Copy all lines that contain the word "Temistocle".

• Data entries:
↓

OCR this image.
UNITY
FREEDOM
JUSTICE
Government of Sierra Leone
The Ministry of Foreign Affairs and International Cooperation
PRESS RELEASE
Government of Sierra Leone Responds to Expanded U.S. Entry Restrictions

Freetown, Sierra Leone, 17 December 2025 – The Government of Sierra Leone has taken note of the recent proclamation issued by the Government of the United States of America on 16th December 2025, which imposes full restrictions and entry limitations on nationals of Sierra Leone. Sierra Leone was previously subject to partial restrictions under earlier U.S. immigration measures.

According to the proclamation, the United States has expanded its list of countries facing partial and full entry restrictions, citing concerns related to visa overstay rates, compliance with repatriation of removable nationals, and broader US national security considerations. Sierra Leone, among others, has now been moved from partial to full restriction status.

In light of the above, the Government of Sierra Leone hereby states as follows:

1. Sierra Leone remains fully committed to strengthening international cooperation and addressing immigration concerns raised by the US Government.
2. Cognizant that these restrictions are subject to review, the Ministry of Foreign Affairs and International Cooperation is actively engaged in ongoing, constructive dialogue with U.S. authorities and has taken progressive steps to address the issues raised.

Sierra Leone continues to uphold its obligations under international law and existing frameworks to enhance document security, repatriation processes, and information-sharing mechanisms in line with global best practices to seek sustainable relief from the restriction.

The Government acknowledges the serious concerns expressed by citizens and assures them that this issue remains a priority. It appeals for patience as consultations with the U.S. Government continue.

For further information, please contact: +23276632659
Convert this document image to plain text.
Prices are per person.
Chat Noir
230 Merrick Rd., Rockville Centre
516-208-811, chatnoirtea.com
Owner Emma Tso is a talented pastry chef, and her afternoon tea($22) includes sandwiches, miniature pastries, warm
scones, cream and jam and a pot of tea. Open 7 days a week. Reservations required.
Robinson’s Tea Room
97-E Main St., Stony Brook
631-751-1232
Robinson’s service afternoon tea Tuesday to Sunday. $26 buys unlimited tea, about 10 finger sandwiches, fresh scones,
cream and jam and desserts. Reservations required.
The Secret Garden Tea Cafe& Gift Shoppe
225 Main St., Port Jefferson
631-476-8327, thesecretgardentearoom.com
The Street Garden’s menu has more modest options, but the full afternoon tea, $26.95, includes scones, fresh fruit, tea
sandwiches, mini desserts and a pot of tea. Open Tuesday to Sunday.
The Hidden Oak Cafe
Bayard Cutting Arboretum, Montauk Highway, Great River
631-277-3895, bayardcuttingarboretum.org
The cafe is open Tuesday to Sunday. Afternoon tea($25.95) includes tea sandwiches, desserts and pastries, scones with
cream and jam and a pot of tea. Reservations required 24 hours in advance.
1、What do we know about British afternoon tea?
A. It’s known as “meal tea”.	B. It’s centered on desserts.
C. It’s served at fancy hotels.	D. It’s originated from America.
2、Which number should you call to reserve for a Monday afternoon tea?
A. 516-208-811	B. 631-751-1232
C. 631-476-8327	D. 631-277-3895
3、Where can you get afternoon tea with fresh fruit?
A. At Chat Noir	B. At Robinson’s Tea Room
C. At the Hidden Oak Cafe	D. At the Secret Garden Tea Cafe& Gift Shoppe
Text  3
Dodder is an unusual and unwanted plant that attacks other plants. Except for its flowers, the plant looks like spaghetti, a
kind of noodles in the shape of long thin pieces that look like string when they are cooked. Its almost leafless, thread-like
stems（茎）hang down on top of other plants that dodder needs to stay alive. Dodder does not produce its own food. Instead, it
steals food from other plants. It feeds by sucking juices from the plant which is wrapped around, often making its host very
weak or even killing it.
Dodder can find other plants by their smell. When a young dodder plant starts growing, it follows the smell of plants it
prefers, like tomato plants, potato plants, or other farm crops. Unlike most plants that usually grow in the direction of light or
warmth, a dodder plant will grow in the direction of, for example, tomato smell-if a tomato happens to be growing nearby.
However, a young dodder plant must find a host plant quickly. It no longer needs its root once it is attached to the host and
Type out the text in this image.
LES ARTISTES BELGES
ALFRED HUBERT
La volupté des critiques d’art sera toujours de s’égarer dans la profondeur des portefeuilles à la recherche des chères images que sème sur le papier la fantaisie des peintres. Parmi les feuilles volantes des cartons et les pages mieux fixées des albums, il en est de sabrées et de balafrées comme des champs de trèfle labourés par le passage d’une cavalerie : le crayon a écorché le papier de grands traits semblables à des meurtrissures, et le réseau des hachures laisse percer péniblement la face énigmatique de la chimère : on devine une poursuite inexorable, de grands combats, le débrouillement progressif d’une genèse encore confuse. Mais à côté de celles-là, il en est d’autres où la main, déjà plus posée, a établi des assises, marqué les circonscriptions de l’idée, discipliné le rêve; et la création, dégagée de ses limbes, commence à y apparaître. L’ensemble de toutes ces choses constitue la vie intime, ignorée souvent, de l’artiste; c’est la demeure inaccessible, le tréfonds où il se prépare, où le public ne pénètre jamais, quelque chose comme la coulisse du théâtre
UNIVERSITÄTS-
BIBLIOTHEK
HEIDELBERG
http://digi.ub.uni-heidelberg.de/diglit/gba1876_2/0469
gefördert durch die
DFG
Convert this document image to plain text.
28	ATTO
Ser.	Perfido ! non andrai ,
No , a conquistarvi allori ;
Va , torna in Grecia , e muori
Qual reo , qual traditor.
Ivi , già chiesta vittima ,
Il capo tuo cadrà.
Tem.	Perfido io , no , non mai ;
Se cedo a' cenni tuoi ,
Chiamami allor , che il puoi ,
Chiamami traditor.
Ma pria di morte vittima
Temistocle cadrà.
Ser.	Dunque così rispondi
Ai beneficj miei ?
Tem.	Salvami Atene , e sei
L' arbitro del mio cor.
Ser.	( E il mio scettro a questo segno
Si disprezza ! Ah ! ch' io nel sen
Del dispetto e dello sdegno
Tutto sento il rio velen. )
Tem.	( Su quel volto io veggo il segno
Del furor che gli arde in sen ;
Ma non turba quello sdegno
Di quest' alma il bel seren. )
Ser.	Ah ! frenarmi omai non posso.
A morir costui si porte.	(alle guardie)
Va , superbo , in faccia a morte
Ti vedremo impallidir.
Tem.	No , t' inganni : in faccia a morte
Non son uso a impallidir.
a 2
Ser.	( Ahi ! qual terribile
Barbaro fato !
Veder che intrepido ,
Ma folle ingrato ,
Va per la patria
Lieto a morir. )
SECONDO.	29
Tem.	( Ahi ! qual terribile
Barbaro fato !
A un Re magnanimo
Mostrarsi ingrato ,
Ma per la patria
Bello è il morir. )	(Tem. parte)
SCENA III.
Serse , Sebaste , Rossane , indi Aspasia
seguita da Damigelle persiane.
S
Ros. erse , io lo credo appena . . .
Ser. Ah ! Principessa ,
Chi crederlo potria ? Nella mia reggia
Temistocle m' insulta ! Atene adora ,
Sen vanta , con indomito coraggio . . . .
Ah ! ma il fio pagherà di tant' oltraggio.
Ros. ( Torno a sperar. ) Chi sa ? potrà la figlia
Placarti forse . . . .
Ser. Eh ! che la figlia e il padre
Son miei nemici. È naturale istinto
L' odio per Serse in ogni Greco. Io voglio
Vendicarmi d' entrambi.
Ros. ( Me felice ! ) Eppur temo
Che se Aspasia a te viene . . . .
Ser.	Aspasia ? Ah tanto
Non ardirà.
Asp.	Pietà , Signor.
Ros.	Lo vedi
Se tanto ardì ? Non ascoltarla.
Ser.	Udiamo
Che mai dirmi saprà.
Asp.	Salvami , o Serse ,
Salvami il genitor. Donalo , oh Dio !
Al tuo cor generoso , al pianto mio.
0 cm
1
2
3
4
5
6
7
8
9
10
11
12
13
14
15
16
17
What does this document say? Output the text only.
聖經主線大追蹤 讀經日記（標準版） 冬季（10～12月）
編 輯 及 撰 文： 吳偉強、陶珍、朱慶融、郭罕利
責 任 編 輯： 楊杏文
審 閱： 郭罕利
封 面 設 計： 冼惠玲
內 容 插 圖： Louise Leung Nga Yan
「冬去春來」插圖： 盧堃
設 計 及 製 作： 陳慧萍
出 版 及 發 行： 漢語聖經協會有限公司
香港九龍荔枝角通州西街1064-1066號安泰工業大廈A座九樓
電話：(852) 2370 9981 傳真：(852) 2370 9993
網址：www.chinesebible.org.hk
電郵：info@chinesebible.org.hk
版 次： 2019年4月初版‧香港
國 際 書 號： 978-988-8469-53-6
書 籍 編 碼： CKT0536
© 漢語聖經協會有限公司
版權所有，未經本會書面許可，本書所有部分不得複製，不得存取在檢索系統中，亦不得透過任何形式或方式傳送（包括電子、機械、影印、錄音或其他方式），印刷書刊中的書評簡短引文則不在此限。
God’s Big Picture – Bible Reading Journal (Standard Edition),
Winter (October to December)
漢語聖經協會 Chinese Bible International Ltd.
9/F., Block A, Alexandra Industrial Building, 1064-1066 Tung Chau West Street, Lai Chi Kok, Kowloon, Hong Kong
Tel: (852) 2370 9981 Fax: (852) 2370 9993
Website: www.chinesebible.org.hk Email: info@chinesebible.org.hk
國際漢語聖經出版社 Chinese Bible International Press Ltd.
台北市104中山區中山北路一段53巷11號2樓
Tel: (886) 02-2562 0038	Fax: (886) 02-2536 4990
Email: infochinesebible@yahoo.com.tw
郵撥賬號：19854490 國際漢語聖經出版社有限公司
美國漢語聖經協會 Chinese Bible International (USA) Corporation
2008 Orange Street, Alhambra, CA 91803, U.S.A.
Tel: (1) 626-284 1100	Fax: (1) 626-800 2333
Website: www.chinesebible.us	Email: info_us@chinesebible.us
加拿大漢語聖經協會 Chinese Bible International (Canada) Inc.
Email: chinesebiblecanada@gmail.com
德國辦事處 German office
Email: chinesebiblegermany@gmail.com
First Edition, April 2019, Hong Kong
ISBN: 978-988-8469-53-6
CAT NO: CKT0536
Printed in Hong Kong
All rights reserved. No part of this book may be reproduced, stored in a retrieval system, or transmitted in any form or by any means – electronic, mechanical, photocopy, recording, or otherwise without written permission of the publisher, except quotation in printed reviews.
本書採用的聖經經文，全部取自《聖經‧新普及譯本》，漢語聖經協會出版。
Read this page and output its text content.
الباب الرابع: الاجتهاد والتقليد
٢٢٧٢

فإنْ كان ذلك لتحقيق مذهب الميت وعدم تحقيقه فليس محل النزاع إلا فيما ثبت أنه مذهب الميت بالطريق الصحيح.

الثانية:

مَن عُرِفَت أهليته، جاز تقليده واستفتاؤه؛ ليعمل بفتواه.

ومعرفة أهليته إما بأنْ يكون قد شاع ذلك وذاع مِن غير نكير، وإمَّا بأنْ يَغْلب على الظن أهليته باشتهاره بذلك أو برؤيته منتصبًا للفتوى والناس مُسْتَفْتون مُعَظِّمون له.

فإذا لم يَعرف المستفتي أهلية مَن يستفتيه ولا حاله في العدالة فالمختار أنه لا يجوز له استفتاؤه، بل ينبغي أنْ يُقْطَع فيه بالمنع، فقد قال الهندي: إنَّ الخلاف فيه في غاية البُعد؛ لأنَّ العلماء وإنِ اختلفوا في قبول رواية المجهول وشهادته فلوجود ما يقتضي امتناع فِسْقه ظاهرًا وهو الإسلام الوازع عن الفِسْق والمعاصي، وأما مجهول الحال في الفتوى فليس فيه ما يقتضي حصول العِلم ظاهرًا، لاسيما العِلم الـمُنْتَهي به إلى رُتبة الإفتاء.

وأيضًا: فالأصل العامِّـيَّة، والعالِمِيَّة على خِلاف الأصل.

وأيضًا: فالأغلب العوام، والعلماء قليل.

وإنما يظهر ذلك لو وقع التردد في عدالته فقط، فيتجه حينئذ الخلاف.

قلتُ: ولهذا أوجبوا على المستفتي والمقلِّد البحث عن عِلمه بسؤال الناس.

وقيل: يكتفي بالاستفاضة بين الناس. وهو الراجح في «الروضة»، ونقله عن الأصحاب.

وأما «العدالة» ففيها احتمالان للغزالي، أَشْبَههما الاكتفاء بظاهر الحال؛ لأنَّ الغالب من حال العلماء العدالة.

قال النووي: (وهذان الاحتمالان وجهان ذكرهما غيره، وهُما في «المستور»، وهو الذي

↑

• Reply:
Temistocle cadrà.
Temistocle m' insulta ! Atene adora ,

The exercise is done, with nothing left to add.